Exercise requirements
Here are some records; copy every line that holds the word "tools".

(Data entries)
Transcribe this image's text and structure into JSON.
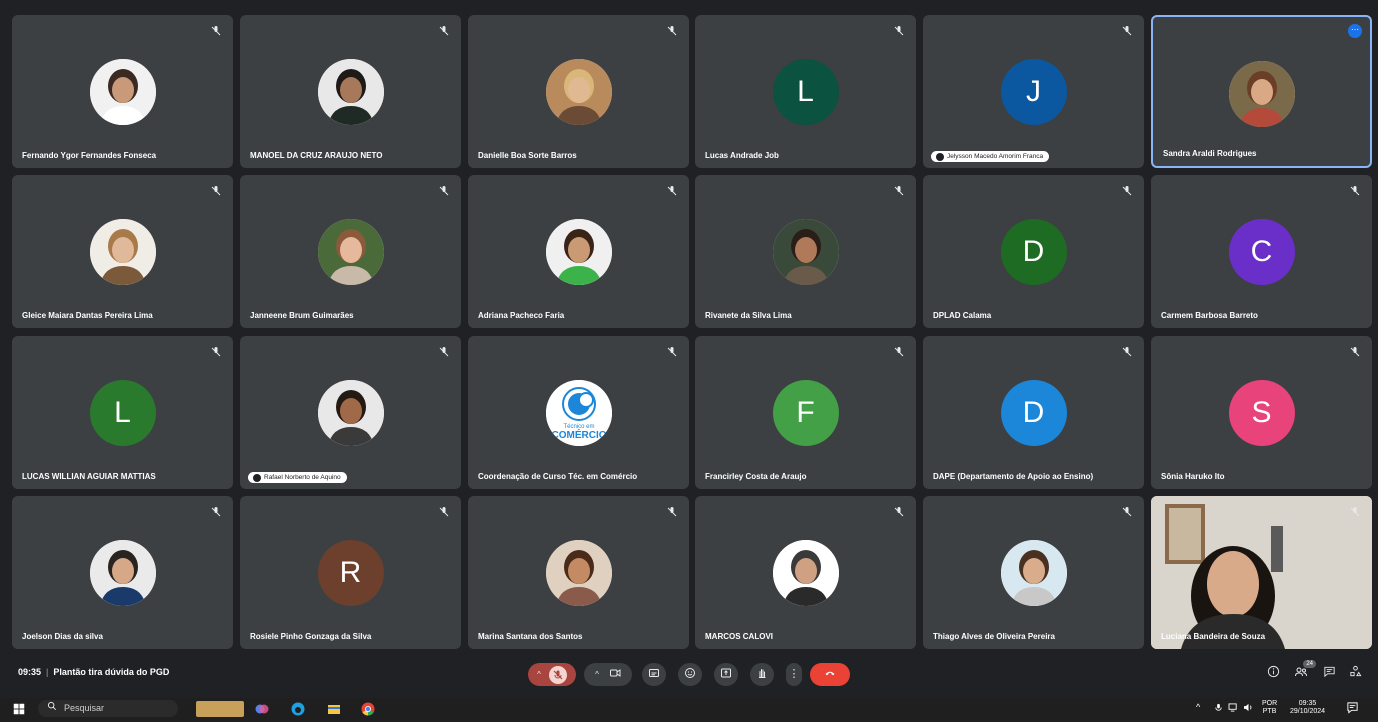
{
  "participants": [
    {
      "name": "Fernando Ygor Fernandes Fonseca",
      "type": "photo",
      "skin": "#c99a7a",
      "hair": "#3a2a22",
      "bg": "#f1f1f1",
      "shirt": "#ffffff"
    },
    {
      "name": "MANOEL DA CRUZ ARAUJO NETO",
      "type": "photo",
      "skin": "#a8785a",
      "hair": "#1e1a18",
      "bg": "#e8e8e8",
      "shirt": "#1f2a24"
    },
    {
      "name": "Danielle Boa Sorte Barros",
      "type": "photo",
      "skin": "#e0b892",
      "hair": "#d9b77a",
      "bg": "#b88a5c",
      "shirt": "#6b4b36"
    },
    {
      "name": "Lucas Andrade Job",
      "type": "letter",
      "letter": "L",
      "color": "#0b5240"
    },
    {
      "name": "",
      "type": "letter",
      "letter": "J",
      "color": "#0b57a0",
      "pill": "Jelysson Macedo Amorim Franca"
    },
    {
      "name": "Sandra Araldi Rodrigues",
      "type": "photo",
      "skin": "#d9a884",
      "hair": "#6b3e28",
      "bg": "#7a6a4a",
      "shirt": "#b44a3a",
      "speaking": true
    },
    {
      "name": "Gleice Maiara Dantas Pereira Lima",
      "type": "photo",
      "skin": "#e0b89a",
      "hair": "#a87a4a",
      "bg": "#f0ece6",
      "shirt": "#7a5a3a"
    },
    {
      "name": "Janneene Brum Guimarães",
      "type": "photo",
      "skin": "#e6b89c",
      "hair": "#8a5a3a",
      "bg": "#4a6a3a",
      "shirt": "#c9b9a9"
    },
    {
      "name": "Adriana Pacheco Faria",
      "type": "photo",
      "skin": "#c99a74",
      "hair": "#3a2418",
      "bg": "#f0f0f0",
      "shirt": "#3bb34a"
    },
    {
      "name": "Rivanete da Silva Lima",
      "type": "photo",
      "skin": "#b07a5a",
      "hair": "#2a1e18",
      "bg": "#3a4a3a",
      "shirt": "#6a5a4a"
    },
    {
      "name": "DPLAD Calama",
      "type": "letter",
      "letter": "D",
      "color": "#1e6b24"
    },
    {
      "name": "Carmem Barbosa Barreto",
      "type": "letter",
      "letter": "C",
      "color": "#6a2fc8"
    },
    {
      "name": "LUCAS WILLIAN AGUIAR MATTIAS",
      "type": "letter",
      "letter": "L",
      "color": "#2a7a2e"
    },
    {
      "name": "",
      "type": "photo",
      "skin": "#a06a48",
      "hair": "#241a14",
      "bg": "#e8e8e8",
      "shirt": "#3a3a3a",
      "pill": "Rafael Norberto de Aquino"
    },
    {
      "name": "Coordenação de Curso Téc. em Comércio",
      "type": "logo",
      "logo_text": "Técnico em",
      "logo_text2": "COMÉRCIO"
    },
    {
      "name": "Francirley Costa de Araujo",
      "type": "letter",
      "letter": "F",
      "color": "#43a047"
    },
    {
      "name": "DAPE (Departamento de Apoio ao Ensino)",
      "type": "letter",
      "letter": "D",
      "color": "#1c86d8"
    },
    {
      "name": "Sônia Haruko Ito",
      "type": "letter",
      "letter": "S",
      "color": "#e8437a"
    },
    {
      "name": "Joelson Dias da silva",
      "type": "photo",
      "skin": "#d7a888",
      "hair": "#2a2420",
      "bg": "#eaeaea",
      "shirt": "#1a3a6a"
    },
    {
      "name": "Rosiele Pinho Gonzaga da Silva",
      "type": "letter",
      "letter": "R",
      "color": "#6d3f2d"
    },
    {
      "name": "Marina Santana dos Santos",
      "type": "photo",
      "skin": "#c48a64",
      "hair": "#4a2a18",
      "bg": "#e0d0c0",
      "shirt": "#8a5a4a"
    },
    {
      "name": "MARCOS CALOVI",
      "type": "photo",
      "skin": "#d0a082",
      "hair": "#3a3a3a",
      "bg": "#ffffff",
      "shirt": "#2a2a2a"
    },
    {
      "name": "Thiago Alves de Oliveira Pereira",
      "type": "photo",
      "skin": "#d9ac8c",
      "hair": "#4a3020",
      "bg": "#d8e8f0",
      "shirt": "#c8c8c8"
    },
    {
      "name": "Luciana Bandeira de Souza",
      "type": "video"
    }
  ],
  "bottom_bar": {
    "time": "09:35",
    "meeting_title": "Plantão tira dúvida do PGD",
    "people_count": "24"
  },
  "taskbar": {
    "search_placeholder": "Pesquisar",
    "lang_top": "POR",
    "lang_bottom": "PTB",
    "clock_time": "09:35",
    "clock_date": "29/10/2024"
  },
  "icons": {
    "mute": "mic-off-icon",
    "camera": "camera-icon",
    "captions": "captions-icon",
    "emoji": "emoji-icon",
    "present": "present-icon",
    "hand": "raise-hand-icon",
    "more": "more-vert-icon",
    "leave": "end-call-icon",
    "info": "info-icon",
    "people": "people-icon",
    "chat": "chat-icon",
    "activities": "activities-icon"
  },
  "colors": {
    "leave": "#ea4335",
    "mic_off": "#a8453e",
    "tile": "#3c4043",
    "bg": "#202124",
    "active_border": "#8ab4f8"
  }
}
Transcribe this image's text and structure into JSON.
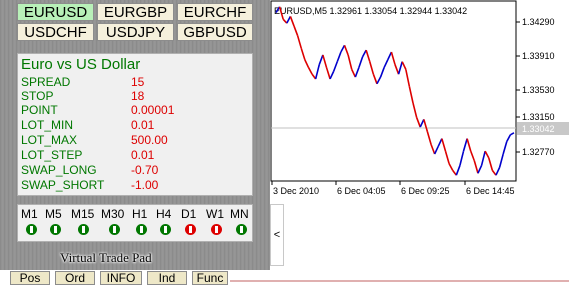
{
  "symbols": [
    {
      "label": "EURUSD",
      "active": true
    },
    {
      "label": "EURGBP",
      "active": false
    },
    {
      "label": "EURCHF",
      "active": false
    },
    {
      "label": "USDCHF",
      "active": false
    },
    {
      "label": "USDJPY",
      "active": false
    },
    {
      "label": "GBPUSD",
      "active": false
    }
  ],
  "info": {
    "title": "Euro vs US Dollar",
    "rows": [
      {
        "label": "SPREAD",
        "value": "15"
      },
      {
        "label": "STOP",
        "value": "18"
      },
      {
        "label": "POINT",
        "value": "0.00001"
      },
      {
        "label": "LOT_MIN",
        "value": "0.01"
      },
      {
        "label": "LOT_MAX",
        "value": "500.00"
      },
      {
        "label": "LOT_STEP",
        "value": "0.01"
      },
      {
        "label": "SWAP_LONG",
        "value": "-0.70"
      },
      {
        "label": "SWAP_SHORT",
        "value": "-1.00"
      }
    ]
  },
  "timeframes": [
    {
      "label": "M1",
      "trend": "up"
    },
    {
      "label": "M5",
      "trend": "up"
    },
    {
      "label": "M15",
      "trend": "up"
    },
    {
      "label": "M30",
      "trend": "up"
    },
    {
      "label": "H1",
      "trend": "up"
    },
    {
      "label": "H4",
      "trend": "up"
    },
    {
      "label": "D1",
      "trend": "down"
    },
    {
      "label": "W1",
      "trend": "down"
    },
    {
      "label": "MN",
      "trend": "up"
    }
  ],
  "trend_colors": {
    "up": "#007700",
    "down": "#dd0000"
  },
  "panel_title": "Virtual Trade Pad",
  "collapse_label": "<",
  "tabs": [
    "Pos",
    "Ord",
    "INFO",
    "Ind",
    "Func"
  ],
  "chart": {
    "header": "EURUSD,M5  1.32961 1.33054 1.32944 1.33042",
    "current_price": "1.33042",
    "price_min": 1.3255,
    "price_max": 1.344,
    "y_ticks": [
      "1.34290",
      "1.33910",
      "1.33530",
      "1.33150",
      "1.32770"
    ],
    "x_ticks": [
      "3 Dec 2010",
      "6 Dec 04:05",
      "6 Dec 09:25",
      "6 Dec 14:45"
    ],
    "up_color": "#0000cc",
    "down_color": "#dd0000"
  },
  "chart_data": {
    "type": "line",
    "series": [
      {
        "values": [
          1.3429,
          1.3435,
          1.3422,
          1.3418,
          1.3425,
          1.3415,
          1.3405,
          1.3392,
          1.338,
          1.3372,
          1.3365,
          1.336,
          1.3375,
          1.3385,
          1.3372,
          1.336,
          1.3368,
          1.3378,
          1.3388,
          1.3395,
          1.3385,
          1.337,
          1.3362,
          1.3372,
          1.3383,
          1.339,
          1.3378,
          1.3365,
          1.3355,
          1.3362,
          1.3372,
          1.338,
          1.3388,
          1.3375,
          1.3365,
          1.3378,
          1.337,
          1.3352,
          1.3335,
          1.332,
          1.331,
          1.3318,
          1.3305,
          1.3292,
          1.3282,
          1.329,
          1.3298,
          1.3285,
          1.3272,
          1.3265,
          1.326,
          1.327,
          1.3285,
          1.3298,
          1.3285,
          1.3275,
          1.3262,
          1.327,
          1.3285,
          1.3278,
          1.3265,
          1.326,
          1.3268,
          1.3282,
          1.3295,
          1.3302,
          1.3304
        ]
      }
    ],
    "x_ticks": [
      "3 Dec 2010",
      "6 Dec 04:05",
      "6 Dec 09:25",
      "6 Dec 14:45"
    ],
    "y_ticks": [
      "1.34290",
      "1.33910",
      "1.33530",
      "1.33150",
      "1.32770"
    ]
  }
}
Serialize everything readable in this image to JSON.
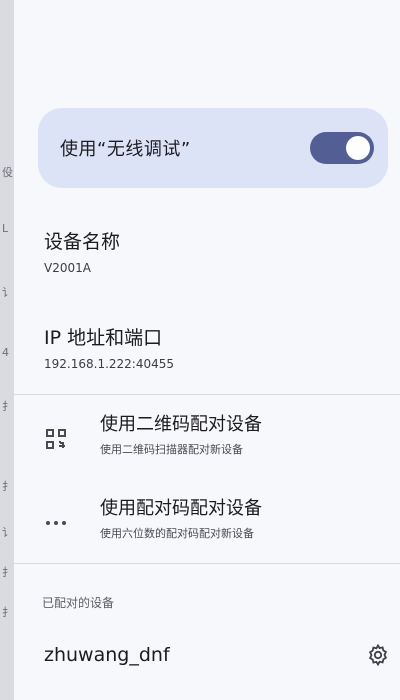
{
  "left_strip": {
    "fragments": [
      "伇",
      "L",
      "讠",
      "4",
      "扌",
      "扌",
      "讠",
      "扌",
      "扌"
    ]
  },
  "wireless_debug": {
    "label": "使用“无线调试”",
    "enabled": true,
    "accent": "#535f94"
  },
  "device_name": {
    "title": "设备名称",
    "value": "V2001A"
  },
  "ip_port": {
    "title": "IP 地址和端口",
    "value": "192.168.1.222:40455"
  },
  "qr_pair": {
    "icon": "qr-code-scanner-icon",
    "title": "使用二维码配对设备",
    "subtitle": "使用二维码扫描器配对新设备"
  },
  "code_pair": {
    "icon": "dots-icon",
    "title": "使用配对码配对设备",
    "subtitle": "使用六位数的配对码配对新设备"
  },
  "paired_devices": {
    "header": "已配对的设备",
    "items": [
      {
        "name": "zhuwang_dnf",
        "icon": "gear-icon"
      }
    ]
  }
}
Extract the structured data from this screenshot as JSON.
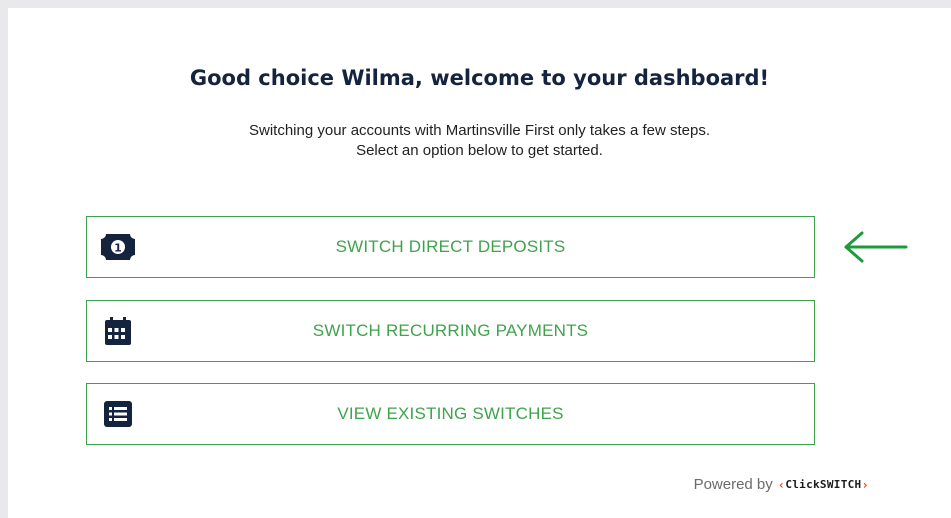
{
  "dashboard": {
    "title": "Good choice Wilma, welcome to your dashboard!",
    "subtitle_line1": "Switching your accounts with Martinsville First only takes a few steps.",
    "subtitle_line2": "Select an option below to get started."
  },
  "options": [
    {
      "label": "SWITCH DIRECT DEPOSITS",
      "icon": "money-bill-icon"
    },
    {
      "label": "SWITCH RECURRING PAYMENTS",
      "icon": "calendar-icon"
    },
    {
      "label": "VIEW EXISTING SWITCHES",
      "icon": "list-icon"
    }
  ],
  "footer": {
    "powered_by": "Powered by",
    "brand_left": "‹",
    "brand_name": "ClickSWITCH",
    "brand_right": "›"
  },
  "colors": {
    "accent_green": "#3fa34d",
    "title_navy": "#14243f",
    "icon_navy": "#14243f",
    "brand_chevron": "#e0451f"
  },
  "annotation": {
    "icon": "left-arrow-icon"
  }
}
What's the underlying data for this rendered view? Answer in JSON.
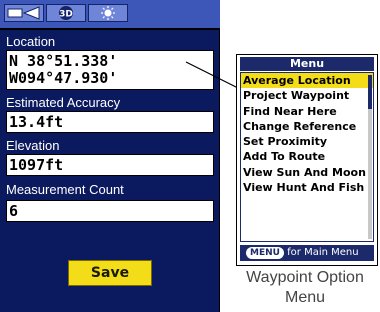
{
  "toolbar": {
    "icons": [
      "backlight-icon",
      "3d-view-icon",
      "brightness-icon"
    ],
    "mode_label": "3D"
  },
  "location": {
    "label": "Location",
    "lat": "N  38°51.338'",
    "lon": "W094°47.930'"
  },
  "accuracy": {
    "label": "Estimated Accuracy",
    "value": "13.4ft"
  },
  "elevation": {
    "label": "Elevation",
    "value": "1097ft"
  },
  "measurement": {
    "label": "Measurement Count",
    "value": "6"
  },
  "save_label": "Save",
  "menu": {
    "title": "Menu",
    "items": [
      "Average Location",
      "Project Waypoint",
      "Find Near Here",
      "Change Reference",
      "Set Proximity",
      "Add To Route",
      "View Sun And Moon",
      "View Hunt And Fish"
    ],
    "selected_index": 0,
    "footer_key": "MENU",
    "footer_text": "for Main Menu"
  },
  "caption": "Waypoint Option Menu",
  "colors": {
    "screen_bg": "#0b1a5e",
    "highlight": "#f3dd18",
    "menu_header": "#1c2a6b"
  }
}
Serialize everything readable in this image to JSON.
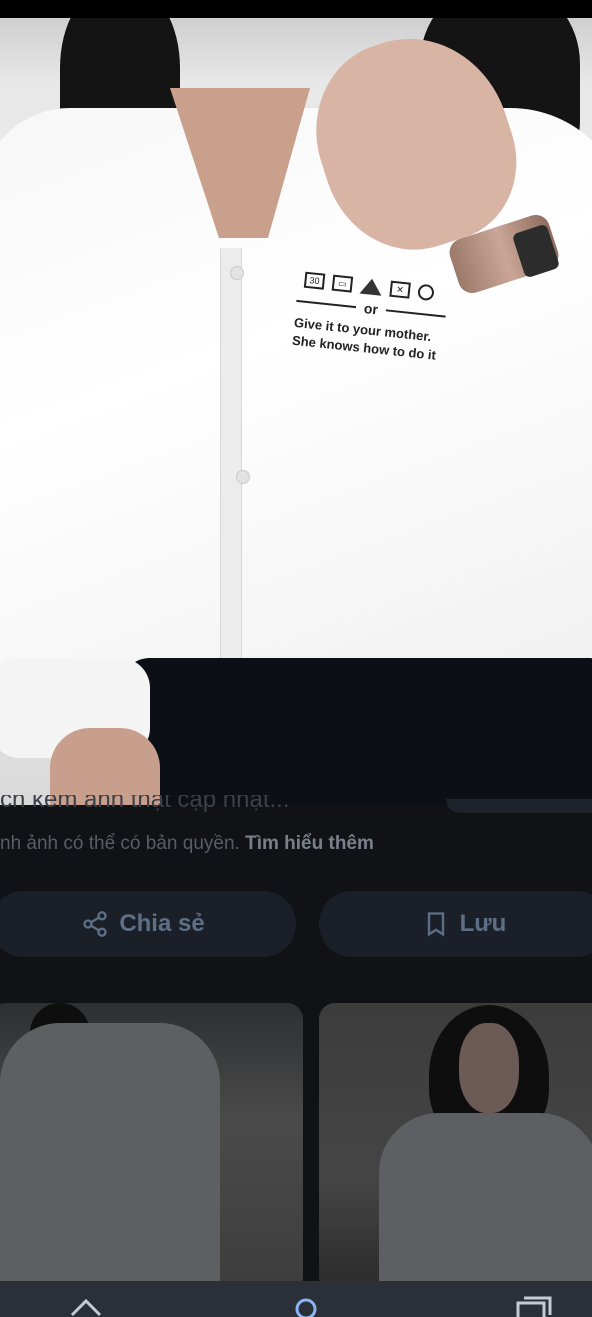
{
  "photo": {
    "print_line_or": "or",
    "print_line_1": "Give it to your mother.",
    "print_line_2": "She knows how to do it",
    "care_label_temp": "30"
  },
  "details": {
    "title_partial": "ch kèm ảnh thật cập nhật...",
    "copyright_text": "nh ảnh có thể có bản quyền.",
    "learn_more": "Tìm hiểu thêm"
  },
  "actions": {
    "share_label": "Chia sẻ",
    "save_label": "Lưu"
  },
  "bottom_nav": {
    "icons": [
      "home-icon",
      "search-icon",
      "tabs-icon"
    ]
  },
  "colors": {
    "background": "#101216",
    "button_bg": "#1b2028",
    "button_text": "#5c6f86",
    "nav_bg": "#2a2f38"
  }
}
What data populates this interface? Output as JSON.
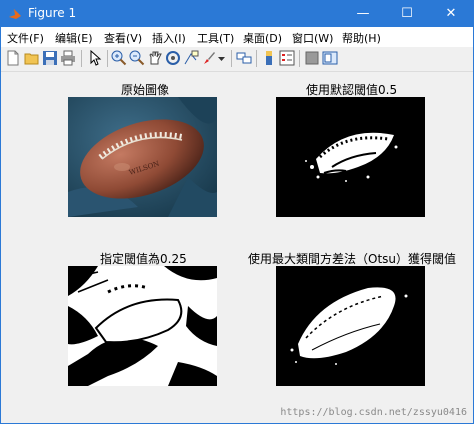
{
  "window": {
    "title": "Figure 1"
  },
  "controls": {
    "minimize": "—",
    "maximize": "☐",
    "close": "✕"
  },
  "menu": [
    {
      "label": "文件(F)"
    },
    {
      "label": "编辑(E)"
    },
    {
      "label": "查看(V)"
    },
    {
      "label": "插入(I)"
    },
    {
      "label": "工具(T)"
    },
    {
      "label": "桌面(D)"
    },
    {
      "label": "窗口(W)"
    },
    {
      "label": "帮助(H)"
    }
  ],
  "toolbar": {
    "icons": [
      "new-figure-icon",
      "open-file-icon",
      "save-icon",
      "print-icon",
      "pointer-icon",
      "zoom-in-icon",
      "zoom-out-icon",
      "pan-icon",
      "rotate-3d-icon",
      "data-cursor-icon",
      "brush-icon",
      "dropdown-arrow-icon",
      "link-plot-icon",
      "colorbar-icon",
      "legend-icon",
      "hide-plot-tools-icon",
      "show-plot-tools-icon"
    ]
  },
  "subplots": [
    {
      "title": "原始圖像",
      "kind": "original"
    },
    {
      "title": "使用默認閾值0.5",
      "kind": "binary_default"
    },
    {
      "title": "指定閾值為0.25",
      "kind": "binary_low"
    },
    {
      "title": "使用最大類間方差法（Otsu）獲得閾值",
      "kind": "binary_otsu"
    }
  ],
  "watermark": "https://blog.csdn.net/zssyu0416"
}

Answer to the exercise
      "hide-plot-tools-icon",
      "show-plot-tools-icon"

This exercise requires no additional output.